Aim of the task - Read the lines below and count those that have the word "عملية". Respond with the number only.

Records to use -
================================

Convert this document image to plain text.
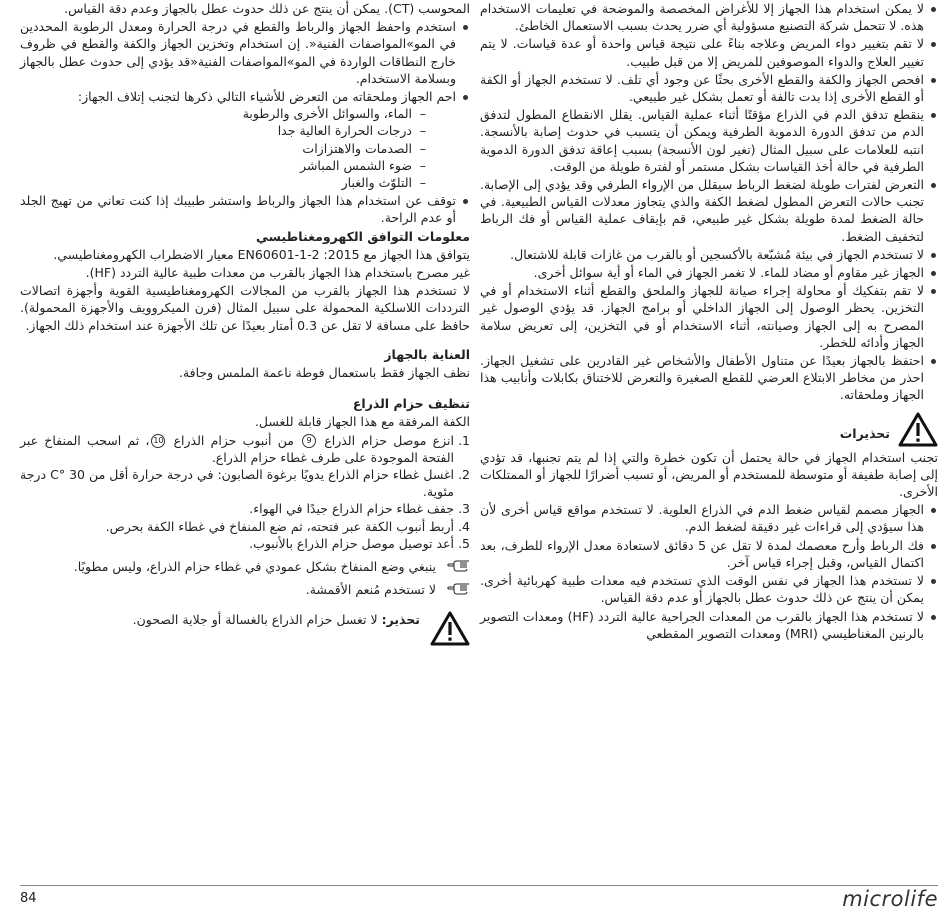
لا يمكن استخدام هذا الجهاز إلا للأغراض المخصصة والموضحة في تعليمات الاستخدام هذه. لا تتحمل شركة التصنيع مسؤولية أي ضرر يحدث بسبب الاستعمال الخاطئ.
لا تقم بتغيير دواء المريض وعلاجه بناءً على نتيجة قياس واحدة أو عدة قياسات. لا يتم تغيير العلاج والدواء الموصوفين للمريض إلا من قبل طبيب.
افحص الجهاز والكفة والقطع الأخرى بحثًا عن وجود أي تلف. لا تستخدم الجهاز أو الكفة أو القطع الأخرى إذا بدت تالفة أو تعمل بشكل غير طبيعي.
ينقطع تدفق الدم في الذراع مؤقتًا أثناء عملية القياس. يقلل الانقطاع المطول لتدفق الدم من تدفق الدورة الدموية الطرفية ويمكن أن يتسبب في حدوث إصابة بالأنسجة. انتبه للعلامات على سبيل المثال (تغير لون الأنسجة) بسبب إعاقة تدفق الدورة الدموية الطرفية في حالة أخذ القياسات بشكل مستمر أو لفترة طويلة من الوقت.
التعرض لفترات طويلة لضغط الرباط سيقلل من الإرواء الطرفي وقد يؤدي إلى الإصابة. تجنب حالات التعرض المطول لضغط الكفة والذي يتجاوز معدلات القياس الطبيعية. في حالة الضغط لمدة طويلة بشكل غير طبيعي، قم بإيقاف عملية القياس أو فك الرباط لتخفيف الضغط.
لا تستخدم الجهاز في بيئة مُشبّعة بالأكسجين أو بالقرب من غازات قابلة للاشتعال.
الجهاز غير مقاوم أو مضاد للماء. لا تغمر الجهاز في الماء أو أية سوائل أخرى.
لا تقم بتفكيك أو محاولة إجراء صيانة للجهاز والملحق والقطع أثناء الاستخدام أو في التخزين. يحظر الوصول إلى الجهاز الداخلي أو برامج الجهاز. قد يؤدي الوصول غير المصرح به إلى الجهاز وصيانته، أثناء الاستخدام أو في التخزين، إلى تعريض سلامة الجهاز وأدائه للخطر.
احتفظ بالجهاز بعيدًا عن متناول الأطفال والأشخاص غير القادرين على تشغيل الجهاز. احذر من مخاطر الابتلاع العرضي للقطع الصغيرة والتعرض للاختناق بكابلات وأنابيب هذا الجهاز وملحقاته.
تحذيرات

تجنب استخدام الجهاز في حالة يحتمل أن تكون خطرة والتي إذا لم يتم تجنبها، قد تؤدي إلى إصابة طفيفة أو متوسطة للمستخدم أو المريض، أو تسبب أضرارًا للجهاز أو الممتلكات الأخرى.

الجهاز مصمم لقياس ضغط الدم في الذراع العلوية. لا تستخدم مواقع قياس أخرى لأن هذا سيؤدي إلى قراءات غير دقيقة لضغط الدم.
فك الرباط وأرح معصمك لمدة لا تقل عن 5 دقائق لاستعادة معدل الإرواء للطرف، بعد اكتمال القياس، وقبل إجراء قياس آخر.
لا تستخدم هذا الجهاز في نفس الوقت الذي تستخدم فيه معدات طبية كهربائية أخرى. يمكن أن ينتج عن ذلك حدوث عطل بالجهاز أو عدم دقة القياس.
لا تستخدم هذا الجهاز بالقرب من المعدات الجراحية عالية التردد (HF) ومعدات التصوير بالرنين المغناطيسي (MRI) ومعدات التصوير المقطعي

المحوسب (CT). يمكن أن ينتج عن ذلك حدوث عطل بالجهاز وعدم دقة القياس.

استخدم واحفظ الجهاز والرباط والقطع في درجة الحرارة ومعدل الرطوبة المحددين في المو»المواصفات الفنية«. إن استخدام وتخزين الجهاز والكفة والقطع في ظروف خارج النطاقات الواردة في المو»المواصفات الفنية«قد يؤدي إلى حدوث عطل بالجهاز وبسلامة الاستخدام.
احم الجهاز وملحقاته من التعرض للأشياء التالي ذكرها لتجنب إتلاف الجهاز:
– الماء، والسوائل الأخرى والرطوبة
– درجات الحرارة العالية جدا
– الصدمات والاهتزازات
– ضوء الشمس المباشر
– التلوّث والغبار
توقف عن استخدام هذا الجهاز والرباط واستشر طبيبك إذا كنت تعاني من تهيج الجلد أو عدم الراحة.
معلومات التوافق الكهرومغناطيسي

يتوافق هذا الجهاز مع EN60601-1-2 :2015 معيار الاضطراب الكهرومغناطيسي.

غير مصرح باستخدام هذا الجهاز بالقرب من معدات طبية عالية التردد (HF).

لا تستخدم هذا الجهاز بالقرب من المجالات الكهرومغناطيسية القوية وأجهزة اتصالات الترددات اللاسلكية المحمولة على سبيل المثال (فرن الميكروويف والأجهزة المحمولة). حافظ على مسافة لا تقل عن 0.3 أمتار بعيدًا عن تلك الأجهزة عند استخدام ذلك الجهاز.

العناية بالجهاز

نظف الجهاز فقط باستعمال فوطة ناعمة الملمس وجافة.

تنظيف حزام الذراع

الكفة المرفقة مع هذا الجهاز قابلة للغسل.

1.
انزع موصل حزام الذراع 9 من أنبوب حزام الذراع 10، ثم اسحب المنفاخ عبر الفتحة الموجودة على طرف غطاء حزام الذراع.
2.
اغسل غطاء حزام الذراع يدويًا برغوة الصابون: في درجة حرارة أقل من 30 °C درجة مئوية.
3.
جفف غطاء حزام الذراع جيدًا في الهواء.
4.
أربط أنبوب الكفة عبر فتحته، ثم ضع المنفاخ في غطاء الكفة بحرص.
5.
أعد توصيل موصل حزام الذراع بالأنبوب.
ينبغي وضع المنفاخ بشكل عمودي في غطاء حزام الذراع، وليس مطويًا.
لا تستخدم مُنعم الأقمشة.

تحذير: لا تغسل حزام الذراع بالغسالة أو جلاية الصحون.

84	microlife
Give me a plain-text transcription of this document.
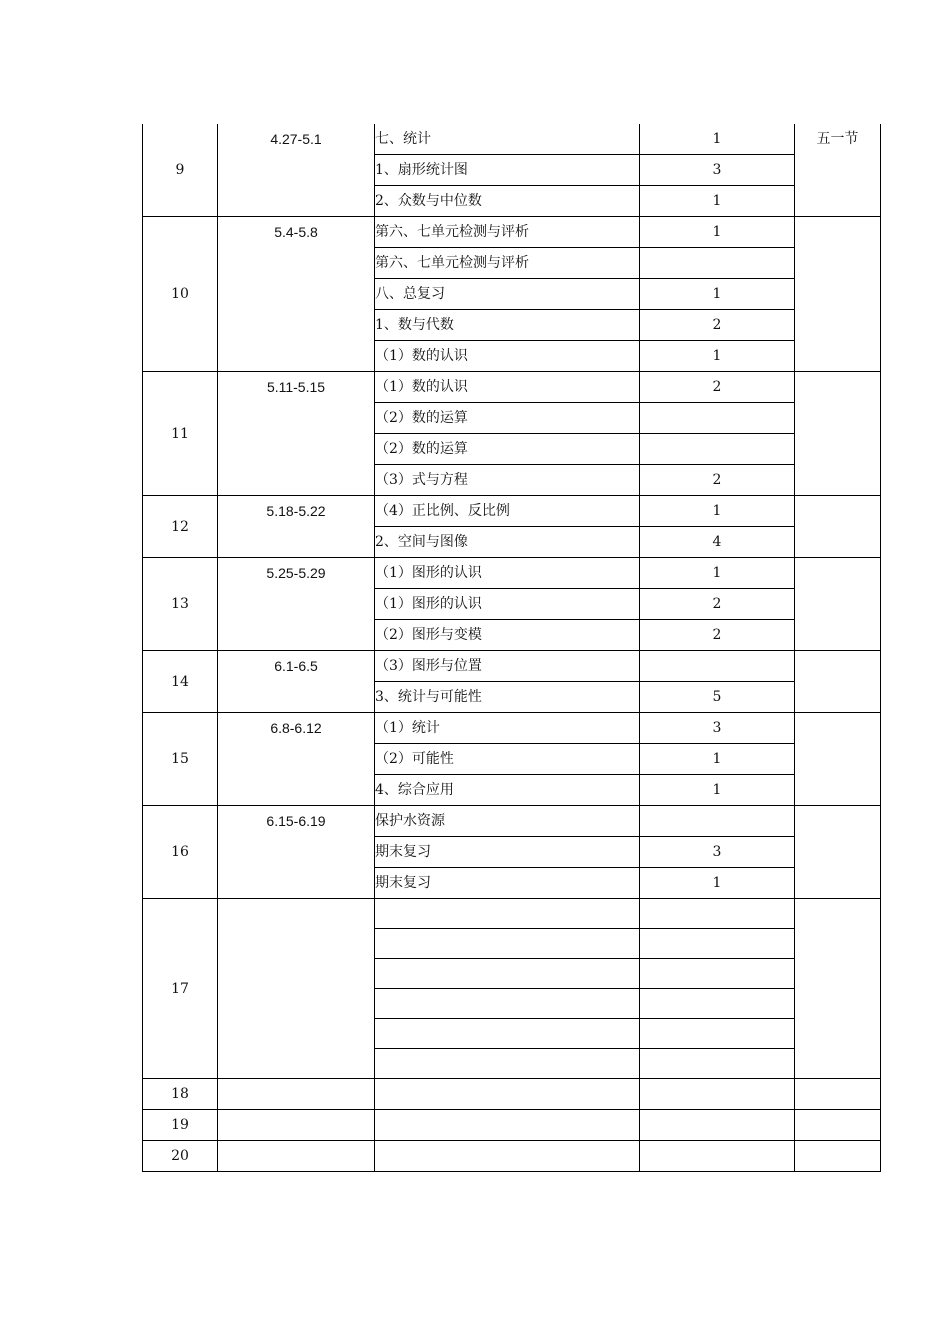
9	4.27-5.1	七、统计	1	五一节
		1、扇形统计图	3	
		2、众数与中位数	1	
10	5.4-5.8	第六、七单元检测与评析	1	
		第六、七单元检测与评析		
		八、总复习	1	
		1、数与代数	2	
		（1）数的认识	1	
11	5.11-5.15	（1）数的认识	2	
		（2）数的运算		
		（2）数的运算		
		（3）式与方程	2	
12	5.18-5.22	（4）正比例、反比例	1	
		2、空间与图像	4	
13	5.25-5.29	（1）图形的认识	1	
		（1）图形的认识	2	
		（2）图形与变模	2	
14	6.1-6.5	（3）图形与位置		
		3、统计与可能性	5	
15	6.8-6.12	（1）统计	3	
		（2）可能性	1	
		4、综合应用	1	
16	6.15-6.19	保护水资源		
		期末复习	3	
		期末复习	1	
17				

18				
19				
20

================================

Result for this task - 2